• Problem description:
Please find the lines in the following records that hold "from", and copy them.

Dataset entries
# # # # # # #
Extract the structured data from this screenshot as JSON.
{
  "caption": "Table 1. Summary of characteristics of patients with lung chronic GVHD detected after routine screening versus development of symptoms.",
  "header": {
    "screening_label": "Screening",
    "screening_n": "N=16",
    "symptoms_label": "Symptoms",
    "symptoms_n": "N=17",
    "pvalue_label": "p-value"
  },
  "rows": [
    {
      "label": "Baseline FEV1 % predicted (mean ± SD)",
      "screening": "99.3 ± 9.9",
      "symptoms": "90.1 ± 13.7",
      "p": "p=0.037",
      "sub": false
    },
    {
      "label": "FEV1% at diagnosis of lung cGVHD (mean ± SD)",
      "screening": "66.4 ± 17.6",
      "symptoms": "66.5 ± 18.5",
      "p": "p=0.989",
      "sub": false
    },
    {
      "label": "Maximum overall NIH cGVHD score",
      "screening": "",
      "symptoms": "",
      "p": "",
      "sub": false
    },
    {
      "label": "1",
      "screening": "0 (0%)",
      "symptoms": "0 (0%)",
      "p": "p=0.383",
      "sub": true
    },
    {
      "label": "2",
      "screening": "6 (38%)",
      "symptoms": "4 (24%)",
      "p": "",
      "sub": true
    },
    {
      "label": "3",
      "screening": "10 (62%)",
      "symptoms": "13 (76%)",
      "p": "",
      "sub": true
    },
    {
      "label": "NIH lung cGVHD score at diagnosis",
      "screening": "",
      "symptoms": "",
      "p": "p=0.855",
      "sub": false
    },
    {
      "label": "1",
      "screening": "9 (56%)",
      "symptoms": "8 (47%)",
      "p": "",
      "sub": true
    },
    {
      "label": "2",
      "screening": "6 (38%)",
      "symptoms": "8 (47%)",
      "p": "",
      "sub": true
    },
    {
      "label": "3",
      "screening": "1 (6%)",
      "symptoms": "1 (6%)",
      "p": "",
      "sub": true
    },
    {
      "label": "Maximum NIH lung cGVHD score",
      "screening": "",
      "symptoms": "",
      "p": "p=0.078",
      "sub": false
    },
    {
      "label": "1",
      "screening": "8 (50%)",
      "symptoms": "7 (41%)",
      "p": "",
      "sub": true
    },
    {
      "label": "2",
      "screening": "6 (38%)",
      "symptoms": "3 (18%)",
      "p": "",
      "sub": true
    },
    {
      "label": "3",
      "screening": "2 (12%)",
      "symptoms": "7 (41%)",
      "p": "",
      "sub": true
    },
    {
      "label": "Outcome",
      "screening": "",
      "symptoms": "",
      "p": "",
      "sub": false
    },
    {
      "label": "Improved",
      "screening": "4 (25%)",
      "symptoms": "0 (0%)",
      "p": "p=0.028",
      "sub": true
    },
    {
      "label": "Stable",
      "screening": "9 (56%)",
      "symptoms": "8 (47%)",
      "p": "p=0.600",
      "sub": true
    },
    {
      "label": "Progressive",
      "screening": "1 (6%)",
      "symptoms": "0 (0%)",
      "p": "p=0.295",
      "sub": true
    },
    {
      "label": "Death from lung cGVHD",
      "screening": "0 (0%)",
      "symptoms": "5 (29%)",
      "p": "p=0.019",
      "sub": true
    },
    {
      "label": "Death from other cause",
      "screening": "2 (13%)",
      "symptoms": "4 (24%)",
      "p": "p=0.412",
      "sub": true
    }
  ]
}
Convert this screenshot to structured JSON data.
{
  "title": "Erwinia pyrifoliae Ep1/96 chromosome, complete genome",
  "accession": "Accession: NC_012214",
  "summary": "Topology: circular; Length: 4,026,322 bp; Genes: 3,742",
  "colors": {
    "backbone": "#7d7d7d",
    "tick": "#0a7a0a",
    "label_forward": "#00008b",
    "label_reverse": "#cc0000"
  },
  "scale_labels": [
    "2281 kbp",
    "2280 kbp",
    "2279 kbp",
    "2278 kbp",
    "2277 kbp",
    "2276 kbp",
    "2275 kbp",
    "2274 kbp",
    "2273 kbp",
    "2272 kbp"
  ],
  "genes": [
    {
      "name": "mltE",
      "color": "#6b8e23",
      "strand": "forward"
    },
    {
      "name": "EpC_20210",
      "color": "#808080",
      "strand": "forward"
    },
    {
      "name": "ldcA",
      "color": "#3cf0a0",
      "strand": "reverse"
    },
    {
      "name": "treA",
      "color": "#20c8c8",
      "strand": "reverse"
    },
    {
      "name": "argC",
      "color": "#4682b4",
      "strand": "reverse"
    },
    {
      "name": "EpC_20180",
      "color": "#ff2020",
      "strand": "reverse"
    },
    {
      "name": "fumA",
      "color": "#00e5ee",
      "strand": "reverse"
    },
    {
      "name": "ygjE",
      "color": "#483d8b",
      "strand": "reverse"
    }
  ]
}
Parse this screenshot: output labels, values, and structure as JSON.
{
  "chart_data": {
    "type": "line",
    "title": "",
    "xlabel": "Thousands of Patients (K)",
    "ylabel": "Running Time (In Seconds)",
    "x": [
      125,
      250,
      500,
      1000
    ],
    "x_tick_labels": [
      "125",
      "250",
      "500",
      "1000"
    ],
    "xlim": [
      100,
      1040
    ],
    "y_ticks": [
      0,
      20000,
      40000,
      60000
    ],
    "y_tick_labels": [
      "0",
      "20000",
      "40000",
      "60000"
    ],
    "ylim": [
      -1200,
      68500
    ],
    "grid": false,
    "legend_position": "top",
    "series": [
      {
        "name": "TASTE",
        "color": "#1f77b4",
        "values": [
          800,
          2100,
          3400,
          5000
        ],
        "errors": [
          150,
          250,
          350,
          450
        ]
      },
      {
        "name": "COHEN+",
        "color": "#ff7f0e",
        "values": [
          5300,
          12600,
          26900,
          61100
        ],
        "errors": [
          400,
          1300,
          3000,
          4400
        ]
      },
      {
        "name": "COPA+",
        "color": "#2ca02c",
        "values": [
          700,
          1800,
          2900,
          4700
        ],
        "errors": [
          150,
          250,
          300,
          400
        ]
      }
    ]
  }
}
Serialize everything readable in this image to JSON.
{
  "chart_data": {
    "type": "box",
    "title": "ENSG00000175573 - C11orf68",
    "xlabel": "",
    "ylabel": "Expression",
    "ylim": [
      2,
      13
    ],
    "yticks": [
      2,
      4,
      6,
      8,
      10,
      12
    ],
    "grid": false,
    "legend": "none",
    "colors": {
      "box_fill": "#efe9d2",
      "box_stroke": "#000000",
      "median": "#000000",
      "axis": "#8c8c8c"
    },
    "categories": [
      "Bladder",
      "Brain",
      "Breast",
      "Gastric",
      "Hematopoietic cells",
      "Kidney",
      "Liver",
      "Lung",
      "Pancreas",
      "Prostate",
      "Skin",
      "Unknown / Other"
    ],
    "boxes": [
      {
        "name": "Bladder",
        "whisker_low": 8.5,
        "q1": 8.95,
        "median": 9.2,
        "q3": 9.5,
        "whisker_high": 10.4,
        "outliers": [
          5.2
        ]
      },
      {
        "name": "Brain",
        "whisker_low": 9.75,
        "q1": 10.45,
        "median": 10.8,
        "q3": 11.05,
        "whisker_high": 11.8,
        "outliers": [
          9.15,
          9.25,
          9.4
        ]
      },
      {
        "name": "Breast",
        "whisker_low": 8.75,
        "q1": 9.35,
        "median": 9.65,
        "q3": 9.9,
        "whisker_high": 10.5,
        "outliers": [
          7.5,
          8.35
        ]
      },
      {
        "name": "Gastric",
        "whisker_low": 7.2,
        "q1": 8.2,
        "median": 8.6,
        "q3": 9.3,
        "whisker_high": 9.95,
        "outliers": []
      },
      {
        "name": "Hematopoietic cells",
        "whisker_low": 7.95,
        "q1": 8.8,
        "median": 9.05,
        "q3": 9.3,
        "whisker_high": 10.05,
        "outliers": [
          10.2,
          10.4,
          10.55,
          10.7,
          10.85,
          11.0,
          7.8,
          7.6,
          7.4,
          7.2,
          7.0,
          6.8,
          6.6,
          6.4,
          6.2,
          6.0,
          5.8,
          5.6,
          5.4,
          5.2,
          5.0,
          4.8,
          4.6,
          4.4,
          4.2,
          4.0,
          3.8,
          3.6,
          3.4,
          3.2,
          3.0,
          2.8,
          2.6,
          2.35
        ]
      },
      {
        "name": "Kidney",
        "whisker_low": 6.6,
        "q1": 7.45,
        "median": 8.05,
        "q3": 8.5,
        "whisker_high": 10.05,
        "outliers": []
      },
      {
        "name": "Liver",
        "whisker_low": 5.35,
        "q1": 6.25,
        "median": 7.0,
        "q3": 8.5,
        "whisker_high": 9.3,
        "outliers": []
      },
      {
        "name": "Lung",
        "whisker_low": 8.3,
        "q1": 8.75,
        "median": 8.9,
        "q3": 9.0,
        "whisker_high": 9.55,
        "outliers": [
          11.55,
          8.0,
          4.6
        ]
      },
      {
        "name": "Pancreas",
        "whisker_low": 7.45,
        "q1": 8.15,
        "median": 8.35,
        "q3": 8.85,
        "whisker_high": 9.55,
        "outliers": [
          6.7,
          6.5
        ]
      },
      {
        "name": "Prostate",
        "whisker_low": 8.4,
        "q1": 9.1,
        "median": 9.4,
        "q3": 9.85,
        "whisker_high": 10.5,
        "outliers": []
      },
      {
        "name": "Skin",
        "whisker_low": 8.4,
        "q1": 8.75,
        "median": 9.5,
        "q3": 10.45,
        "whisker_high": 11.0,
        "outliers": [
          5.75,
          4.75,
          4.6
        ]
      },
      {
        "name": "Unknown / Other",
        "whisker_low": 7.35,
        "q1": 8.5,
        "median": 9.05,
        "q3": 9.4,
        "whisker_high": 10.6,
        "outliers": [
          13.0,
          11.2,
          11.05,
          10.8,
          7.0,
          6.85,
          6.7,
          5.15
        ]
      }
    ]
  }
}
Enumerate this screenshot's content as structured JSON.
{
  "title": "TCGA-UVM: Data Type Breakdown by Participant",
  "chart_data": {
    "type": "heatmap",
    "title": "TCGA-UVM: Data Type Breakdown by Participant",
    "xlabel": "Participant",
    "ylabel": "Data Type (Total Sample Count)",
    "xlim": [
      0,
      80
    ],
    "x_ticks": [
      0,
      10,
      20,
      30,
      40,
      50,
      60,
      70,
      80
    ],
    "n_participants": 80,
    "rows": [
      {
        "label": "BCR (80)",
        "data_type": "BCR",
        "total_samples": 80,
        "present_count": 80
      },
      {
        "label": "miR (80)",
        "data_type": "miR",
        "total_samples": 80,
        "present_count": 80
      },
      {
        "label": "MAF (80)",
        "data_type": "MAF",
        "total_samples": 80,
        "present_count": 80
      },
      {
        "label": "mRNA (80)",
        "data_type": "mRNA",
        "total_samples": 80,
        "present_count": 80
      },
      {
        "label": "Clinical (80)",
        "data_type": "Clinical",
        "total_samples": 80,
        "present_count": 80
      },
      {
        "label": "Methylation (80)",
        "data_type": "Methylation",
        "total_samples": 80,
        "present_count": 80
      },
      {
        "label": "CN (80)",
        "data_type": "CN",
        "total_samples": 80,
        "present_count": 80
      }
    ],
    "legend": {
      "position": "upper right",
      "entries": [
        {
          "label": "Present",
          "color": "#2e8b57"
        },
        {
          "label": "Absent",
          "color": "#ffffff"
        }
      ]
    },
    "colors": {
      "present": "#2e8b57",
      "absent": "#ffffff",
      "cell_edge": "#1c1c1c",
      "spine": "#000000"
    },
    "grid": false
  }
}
# # # # # # #
• Expected answer:
Extract the structured data from this screenshot as JSON.
      "label": "Death from lung cGVHD",
      "label": "Death from other cause",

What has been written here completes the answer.